## Required task
Pull out every line below that holds the word "content".

## start Records for the exercise

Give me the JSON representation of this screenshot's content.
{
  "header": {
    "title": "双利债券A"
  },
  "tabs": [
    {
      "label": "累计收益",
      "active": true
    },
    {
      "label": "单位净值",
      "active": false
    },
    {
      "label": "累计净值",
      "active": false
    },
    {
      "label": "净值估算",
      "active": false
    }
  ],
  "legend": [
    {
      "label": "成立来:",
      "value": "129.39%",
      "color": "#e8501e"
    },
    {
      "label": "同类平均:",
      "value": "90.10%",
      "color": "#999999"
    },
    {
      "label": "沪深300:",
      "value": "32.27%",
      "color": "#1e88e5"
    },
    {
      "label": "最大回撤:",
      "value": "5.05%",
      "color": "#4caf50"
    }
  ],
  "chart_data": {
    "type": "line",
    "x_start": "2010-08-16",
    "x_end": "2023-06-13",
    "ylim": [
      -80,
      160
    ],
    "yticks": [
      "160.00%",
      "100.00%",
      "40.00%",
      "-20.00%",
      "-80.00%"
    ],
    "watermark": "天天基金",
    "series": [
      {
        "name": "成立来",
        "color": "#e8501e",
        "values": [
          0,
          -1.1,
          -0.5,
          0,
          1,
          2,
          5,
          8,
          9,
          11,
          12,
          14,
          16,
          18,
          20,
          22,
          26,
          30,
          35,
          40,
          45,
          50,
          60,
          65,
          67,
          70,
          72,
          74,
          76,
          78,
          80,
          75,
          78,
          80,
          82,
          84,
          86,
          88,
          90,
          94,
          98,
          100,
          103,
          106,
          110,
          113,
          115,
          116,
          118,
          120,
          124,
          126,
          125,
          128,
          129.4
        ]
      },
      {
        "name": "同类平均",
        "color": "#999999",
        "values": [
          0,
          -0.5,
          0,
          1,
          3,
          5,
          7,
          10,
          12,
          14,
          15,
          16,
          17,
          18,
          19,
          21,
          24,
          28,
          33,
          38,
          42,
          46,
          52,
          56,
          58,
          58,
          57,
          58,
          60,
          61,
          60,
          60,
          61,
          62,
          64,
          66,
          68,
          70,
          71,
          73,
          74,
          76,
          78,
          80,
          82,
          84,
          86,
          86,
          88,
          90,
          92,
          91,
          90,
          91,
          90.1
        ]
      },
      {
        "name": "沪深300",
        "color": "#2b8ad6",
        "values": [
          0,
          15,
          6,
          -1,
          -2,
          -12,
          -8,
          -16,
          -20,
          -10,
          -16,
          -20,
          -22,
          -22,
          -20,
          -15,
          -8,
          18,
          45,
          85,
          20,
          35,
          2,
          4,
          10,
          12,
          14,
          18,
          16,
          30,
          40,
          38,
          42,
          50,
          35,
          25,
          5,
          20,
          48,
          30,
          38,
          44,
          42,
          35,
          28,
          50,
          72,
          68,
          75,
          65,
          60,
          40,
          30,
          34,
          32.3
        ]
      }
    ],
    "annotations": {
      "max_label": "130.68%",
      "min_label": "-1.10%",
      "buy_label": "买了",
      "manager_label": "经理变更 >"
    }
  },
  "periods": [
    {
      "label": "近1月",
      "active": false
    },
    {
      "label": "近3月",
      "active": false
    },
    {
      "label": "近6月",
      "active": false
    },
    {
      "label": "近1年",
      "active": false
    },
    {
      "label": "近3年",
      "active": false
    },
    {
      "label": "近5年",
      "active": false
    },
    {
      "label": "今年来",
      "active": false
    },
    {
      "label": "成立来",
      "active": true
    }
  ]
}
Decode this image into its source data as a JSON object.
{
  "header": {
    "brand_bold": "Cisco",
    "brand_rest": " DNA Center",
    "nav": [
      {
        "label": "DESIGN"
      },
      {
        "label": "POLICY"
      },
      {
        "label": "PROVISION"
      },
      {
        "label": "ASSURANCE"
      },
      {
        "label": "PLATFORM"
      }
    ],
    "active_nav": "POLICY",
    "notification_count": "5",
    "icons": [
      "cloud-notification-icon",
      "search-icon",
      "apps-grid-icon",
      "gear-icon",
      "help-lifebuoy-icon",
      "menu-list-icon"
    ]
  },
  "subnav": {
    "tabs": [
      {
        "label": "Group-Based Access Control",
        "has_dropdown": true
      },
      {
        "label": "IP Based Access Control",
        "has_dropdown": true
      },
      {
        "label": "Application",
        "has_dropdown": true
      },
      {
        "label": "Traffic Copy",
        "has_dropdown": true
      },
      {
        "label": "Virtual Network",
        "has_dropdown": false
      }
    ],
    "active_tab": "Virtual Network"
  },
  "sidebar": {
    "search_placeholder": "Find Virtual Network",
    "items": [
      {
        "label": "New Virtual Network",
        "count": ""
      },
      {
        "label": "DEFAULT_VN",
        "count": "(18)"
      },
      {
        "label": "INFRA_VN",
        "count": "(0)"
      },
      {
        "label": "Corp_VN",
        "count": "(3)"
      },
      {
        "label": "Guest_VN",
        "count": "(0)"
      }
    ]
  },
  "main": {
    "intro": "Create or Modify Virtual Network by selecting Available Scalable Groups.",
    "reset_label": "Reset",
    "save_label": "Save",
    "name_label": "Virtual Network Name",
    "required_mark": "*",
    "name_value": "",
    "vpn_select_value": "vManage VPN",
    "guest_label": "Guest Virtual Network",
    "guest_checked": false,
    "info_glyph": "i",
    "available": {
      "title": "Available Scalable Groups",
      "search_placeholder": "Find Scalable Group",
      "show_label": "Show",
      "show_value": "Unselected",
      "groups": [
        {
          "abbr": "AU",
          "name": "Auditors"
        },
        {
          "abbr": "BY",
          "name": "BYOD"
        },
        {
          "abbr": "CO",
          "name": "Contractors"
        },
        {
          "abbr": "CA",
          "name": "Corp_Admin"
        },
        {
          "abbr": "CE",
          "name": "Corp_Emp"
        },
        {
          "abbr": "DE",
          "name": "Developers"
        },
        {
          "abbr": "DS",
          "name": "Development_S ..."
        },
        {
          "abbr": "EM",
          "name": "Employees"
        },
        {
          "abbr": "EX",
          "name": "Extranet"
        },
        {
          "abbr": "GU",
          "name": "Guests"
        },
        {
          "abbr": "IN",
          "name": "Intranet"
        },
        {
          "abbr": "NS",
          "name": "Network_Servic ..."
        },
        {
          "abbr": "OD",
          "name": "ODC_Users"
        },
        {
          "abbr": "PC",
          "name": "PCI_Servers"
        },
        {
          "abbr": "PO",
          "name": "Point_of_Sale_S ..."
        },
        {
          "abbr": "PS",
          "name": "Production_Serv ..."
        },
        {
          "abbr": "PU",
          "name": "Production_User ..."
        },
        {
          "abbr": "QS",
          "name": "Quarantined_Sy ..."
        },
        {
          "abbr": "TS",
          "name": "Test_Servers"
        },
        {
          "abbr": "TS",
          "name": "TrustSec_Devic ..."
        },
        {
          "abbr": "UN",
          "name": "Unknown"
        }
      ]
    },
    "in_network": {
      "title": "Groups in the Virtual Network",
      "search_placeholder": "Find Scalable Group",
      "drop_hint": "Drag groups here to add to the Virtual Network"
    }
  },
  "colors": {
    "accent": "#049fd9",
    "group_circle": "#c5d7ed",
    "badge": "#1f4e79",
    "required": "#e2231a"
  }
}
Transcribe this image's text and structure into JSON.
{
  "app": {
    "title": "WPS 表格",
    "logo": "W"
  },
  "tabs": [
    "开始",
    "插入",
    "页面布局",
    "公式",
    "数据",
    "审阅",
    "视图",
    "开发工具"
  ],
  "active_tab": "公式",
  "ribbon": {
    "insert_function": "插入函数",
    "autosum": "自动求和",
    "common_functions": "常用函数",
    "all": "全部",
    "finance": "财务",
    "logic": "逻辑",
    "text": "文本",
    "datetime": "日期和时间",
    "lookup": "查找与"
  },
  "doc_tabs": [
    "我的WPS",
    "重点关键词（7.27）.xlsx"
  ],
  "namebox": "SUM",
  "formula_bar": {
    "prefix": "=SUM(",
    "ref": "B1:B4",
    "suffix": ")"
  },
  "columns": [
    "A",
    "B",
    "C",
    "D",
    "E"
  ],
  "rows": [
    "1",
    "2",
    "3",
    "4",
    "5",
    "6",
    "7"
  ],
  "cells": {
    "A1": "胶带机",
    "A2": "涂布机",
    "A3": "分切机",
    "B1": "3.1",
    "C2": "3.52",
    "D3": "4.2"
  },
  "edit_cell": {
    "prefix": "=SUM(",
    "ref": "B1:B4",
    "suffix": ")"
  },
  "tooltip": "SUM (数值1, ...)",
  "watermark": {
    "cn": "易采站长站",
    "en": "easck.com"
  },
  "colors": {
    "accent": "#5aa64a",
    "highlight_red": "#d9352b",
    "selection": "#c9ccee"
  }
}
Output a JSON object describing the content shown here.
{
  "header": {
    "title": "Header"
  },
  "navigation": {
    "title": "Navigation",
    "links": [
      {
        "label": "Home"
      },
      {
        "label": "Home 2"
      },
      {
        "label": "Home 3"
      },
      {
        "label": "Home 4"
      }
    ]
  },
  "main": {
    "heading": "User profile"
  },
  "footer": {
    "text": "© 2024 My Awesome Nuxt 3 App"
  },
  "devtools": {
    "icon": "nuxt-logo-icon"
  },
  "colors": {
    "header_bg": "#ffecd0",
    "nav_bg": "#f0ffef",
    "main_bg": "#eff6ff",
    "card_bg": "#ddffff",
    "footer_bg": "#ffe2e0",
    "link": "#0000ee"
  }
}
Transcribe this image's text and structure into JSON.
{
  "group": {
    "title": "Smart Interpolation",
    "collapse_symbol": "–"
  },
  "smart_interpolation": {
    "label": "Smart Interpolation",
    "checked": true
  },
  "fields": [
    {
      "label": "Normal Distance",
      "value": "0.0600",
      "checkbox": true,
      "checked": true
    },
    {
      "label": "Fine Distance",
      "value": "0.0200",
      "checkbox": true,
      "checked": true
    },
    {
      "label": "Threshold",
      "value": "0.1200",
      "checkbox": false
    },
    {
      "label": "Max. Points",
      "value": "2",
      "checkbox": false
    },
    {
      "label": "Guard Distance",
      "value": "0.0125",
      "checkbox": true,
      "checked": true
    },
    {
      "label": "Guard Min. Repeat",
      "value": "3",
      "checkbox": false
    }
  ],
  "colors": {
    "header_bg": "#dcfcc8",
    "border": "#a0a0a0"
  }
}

## end Records for the exercise

## Result below
Give me the JSON representation of this screenshot's content.
Output a JSON object describing the content shown here.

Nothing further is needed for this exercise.